§ **WRITTEN TASK**
List all lines in the material below that contain "трассировка".

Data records
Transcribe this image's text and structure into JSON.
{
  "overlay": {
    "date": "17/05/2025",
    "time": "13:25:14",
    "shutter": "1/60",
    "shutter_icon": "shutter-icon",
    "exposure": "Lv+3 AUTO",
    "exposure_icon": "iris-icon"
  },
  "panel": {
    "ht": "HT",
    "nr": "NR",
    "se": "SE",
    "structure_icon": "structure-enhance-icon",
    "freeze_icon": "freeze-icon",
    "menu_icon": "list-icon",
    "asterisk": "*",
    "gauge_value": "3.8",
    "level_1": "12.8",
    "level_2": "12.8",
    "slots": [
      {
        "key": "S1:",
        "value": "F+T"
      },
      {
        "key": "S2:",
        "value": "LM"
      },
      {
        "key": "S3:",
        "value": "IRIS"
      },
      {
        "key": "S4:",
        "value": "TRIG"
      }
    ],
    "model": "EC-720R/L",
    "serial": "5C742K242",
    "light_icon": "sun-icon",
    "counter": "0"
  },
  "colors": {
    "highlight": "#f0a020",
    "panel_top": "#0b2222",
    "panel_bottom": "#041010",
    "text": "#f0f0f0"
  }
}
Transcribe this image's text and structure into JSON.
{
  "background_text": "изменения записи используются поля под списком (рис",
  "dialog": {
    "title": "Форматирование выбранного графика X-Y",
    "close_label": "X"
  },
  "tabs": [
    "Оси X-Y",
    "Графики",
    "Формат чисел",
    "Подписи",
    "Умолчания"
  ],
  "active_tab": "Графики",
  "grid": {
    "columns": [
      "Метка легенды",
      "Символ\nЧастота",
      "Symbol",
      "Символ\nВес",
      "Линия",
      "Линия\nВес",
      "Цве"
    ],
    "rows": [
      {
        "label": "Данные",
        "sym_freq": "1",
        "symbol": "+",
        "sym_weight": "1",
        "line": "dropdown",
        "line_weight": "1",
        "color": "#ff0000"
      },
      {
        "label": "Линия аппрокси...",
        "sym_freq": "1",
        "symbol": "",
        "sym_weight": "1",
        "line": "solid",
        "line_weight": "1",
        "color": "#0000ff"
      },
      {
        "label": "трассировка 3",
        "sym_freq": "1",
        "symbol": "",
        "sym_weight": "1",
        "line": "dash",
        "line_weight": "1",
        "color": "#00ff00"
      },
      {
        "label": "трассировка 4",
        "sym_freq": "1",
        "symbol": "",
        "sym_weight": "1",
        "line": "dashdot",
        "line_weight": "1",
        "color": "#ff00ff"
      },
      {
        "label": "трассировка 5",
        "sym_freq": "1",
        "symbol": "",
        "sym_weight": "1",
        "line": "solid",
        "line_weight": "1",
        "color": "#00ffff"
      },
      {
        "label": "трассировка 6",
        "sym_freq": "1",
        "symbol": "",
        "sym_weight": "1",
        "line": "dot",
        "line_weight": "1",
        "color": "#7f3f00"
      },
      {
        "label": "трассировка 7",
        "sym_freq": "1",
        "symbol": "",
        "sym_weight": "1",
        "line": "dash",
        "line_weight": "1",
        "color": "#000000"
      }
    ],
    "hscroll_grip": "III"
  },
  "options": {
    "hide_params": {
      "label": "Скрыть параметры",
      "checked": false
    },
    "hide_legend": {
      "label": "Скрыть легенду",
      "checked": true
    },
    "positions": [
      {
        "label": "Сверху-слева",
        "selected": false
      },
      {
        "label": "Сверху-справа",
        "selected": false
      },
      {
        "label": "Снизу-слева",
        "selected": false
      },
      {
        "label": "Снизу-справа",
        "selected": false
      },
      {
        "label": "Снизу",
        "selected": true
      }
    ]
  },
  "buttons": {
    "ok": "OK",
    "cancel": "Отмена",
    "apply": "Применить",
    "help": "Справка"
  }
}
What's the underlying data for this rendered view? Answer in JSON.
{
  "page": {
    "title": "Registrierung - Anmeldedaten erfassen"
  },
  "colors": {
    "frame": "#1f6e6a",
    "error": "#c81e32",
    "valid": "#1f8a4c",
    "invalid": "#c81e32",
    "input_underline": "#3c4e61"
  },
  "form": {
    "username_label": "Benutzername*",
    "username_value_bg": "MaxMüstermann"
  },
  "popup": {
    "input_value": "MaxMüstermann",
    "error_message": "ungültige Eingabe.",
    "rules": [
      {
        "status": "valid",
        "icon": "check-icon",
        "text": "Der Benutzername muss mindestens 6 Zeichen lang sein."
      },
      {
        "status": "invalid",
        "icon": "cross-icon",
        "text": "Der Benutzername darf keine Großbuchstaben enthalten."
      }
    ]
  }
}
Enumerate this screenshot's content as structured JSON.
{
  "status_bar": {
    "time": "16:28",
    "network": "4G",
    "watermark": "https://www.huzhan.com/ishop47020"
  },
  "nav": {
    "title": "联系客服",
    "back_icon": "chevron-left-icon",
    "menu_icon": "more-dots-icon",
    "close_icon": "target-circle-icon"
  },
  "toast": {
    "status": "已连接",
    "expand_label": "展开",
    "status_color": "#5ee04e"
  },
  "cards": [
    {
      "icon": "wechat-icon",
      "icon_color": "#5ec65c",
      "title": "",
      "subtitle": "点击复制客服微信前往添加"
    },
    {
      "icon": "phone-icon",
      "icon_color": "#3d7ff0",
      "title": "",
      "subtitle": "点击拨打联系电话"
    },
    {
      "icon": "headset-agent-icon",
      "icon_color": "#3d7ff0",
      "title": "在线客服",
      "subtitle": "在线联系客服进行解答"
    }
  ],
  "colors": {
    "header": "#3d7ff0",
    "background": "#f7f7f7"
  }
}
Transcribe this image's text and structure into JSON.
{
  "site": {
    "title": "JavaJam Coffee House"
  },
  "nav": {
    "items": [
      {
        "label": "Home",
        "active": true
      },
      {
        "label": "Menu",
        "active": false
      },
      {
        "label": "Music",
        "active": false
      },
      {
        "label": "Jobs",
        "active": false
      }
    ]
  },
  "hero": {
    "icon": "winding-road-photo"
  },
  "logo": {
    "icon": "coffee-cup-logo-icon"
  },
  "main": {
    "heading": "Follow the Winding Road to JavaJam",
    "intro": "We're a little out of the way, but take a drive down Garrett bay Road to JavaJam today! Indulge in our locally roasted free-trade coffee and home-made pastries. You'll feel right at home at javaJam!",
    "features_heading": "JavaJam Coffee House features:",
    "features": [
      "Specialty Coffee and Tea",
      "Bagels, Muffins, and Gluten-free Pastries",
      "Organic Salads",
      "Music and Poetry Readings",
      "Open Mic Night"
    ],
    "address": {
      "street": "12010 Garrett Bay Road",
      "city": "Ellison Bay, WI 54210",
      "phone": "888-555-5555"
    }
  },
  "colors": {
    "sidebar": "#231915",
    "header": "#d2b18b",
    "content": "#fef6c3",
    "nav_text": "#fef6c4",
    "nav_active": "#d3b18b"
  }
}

§ **SOLUTION TO THIS TASK**
        "label": "трассировка 3",
        "label": "трассировка 4",
        "label": "трассировка 5",
        "label": "трассировка 6",
        "label": "трассировка 7",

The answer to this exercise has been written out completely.